Collection entries:

==========

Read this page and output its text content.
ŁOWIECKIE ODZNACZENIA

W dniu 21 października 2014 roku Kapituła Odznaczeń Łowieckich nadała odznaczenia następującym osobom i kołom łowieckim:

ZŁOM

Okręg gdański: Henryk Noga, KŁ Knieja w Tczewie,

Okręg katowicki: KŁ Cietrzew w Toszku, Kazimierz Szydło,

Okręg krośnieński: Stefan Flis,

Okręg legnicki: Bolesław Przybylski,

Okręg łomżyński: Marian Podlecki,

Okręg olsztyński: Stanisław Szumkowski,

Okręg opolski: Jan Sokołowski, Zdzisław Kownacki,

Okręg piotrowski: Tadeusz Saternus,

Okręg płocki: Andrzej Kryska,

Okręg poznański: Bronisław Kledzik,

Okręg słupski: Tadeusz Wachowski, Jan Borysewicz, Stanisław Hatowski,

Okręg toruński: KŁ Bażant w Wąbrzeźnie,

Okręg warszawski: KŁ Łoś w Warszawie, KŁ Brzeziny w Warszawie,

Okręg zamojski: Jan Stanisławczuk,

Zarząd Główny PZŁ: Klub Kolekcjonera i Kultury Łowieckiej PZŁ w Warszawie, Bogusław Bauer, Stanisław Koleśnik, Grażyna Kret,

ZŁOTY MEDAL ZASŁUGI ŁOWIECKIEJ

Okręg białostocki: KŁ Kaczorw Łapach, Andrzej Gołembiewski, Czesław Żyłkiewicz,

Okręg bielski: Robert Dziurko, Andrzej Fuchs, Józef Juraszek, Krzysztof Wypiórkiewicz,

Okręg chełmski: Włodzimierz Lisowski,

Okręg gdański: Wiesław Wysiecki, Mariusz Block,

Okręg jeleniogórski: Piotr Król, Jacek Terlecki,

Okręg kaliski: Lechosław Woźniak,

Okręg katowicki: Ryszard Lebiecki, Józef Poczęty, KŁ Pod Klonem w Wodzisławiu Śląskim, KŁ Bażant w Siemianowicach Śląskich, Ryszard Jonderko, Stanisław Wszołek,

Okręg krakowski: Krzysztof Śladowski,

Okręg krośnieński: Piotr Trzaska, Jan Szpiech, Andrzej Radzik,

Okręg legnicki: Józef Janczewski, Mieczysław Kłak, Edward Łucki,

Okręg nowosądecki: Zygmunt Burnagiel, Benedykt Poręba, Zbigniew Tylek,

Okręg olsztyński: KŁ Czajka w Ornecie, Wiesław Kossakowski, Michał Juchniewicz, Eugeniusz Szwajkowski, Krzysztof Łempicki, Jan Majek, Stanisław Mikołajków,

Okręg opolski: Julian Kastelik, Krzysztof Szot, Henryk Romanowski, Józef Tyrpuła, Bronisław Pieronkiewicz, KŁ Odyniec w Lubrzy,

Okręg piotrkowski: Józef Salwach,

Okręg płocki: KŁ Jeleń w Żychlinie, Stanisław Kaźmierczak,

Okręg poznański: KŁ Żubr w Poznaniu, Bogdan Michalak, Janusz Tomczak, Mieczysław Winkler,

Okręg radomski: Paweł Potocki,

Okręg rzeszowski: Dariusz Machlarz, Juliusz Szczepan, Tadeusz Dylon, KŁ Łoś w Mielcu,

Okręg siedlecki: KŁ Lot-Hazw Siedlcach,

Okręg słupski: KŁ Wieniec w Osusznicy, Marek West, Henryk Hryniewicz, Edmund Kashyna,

==========

● Your goal
Return all of the above records exactly, leaving no line out.

● Exercise solution
Read this page and output its text content.
ŁOWIECKIE ODZNACZENIA

W dniu 21 października 2014 roku Kapituła Odznaczeń Łowieckich nadała odznaczenia następującym osobom i kołom łowieckim:

ZŁOM

Okręg gdański: Henryk Noga, KŁ Knieja w Tczewie,

Okręg katowicki: KŁ Cietrzew w Toszku, Kazimierz Szydło,

Okręg krośnieński: Stefan Flis,

Okręg legnicki: Bolesław Przybylski,

Okręg łomżyński: Marian Podlecki,

Okręg olsztyński: Stanisław Szumkowski,

Okręg opolski: Jan Sokołowski, Zdzisław Kownacki,

Okręg piotrowski: Tadeusz Saternus,

Okręg płocki: Andrzej Kryska,

Okręg poznański: Bronisław Kledzik,

Okręg słupski: Tadeusz Wachowski, Jan Borysewicz, Stanisław Hatowski,

Okręg toruński: KŁ Bażant w Wąbrzeźnie,

Okręg warszawski: KŁ Łoś w Warszawie, KŁ Brzeziny w Warszawie,

Okręg zamojski: Jan Stanisławczuk,

Zarząd Główny PZŁ: Klub Kolekcjonera i Kultury Łowieckiej PZŁ w Warszawie, Bogusław Bauer, Stanisław Koleśnik, Grażyna Kret,

ZŁOTY MEDAL ZASŁUGI ŁOWIECKIEJ

Okręg białostocki: KŁ Kaczorw Łapach, Andrzej Gołembiewski, Czesław Żyłkiewicz,

Okręg bielski: Robert Dziurko, Andrzej Fuchs, Józef Juraszek, Krzysztof Wypiórkiewicz,

Okręg chełmski: Włodzimierz Lisowski,

Okręg gdański: Wiesław Wysiecki, Mariusz Block,

Okręg jeleniogórski: Piotr Król, Jacek Terlecki,

Okręg kaliski: Lechosław Woźniak,

Okręg katowicki: Ryszard Lebiecki, Józef Poczęty, KŁ Pod Klonem w Wodzisławiu Śląskim, KŁ Bażant w Siemianowicach Śląskich, Ryszard Jonderko, Stanisław Wszołek,

Okręg krakowski: Krzysztof Śladowski,

Okręg krośnieński: Piotr Trzaska, Jan Szpiech, Andrzej Radzik,

Okręg legnicki: Józef Janczewski, Mieczysław Kłak, Edward Łucki,

Okręg nowosądecki: Zygmunt Burnagiel, Benedykt Poręba, Zbigniew Tylek,

Okręg olsztyński: KŁ Czajka w Ornecie, Wiesław Kossakowski, Michał Juchniewicz, Eugeniusz Szwajkowski, Krzysztof Łempicki, Jan Majek, Stanisław Mikołajków,

Okręg opolski: Julian Kastelik, Krzysztof Szot, Henryk Romanowski, Józef Tyrpuła, Bronisław Pieronkiewicz, KŁ Odyniec w Lubrzy,

Okręg piotrkowski: Józef Salwach,

Okręg płocki: KŁ Jeleń w Żychlinie, Stanisław Kaźmierczak,

Okręg poznański: KŁ Żubr w Poznaniu, Bogdan Michalak, Janusz Tomczak, Mieczysław Winkler,

Okręg radomski: Paweł Potocki,

Okręg rzeszowski: Dariusz Machlarz, Juliusz Szczepan, Tadeusz Dylon, KŁ Łoś w Mielcu,

Okręg siedlecki: KŁ Lot-Hazw Siedlcach,

Okręg słupski: KŁ Wieniec w Osusznicy, Marek West, Henryk Hryniewicz, Edmund Kashyna,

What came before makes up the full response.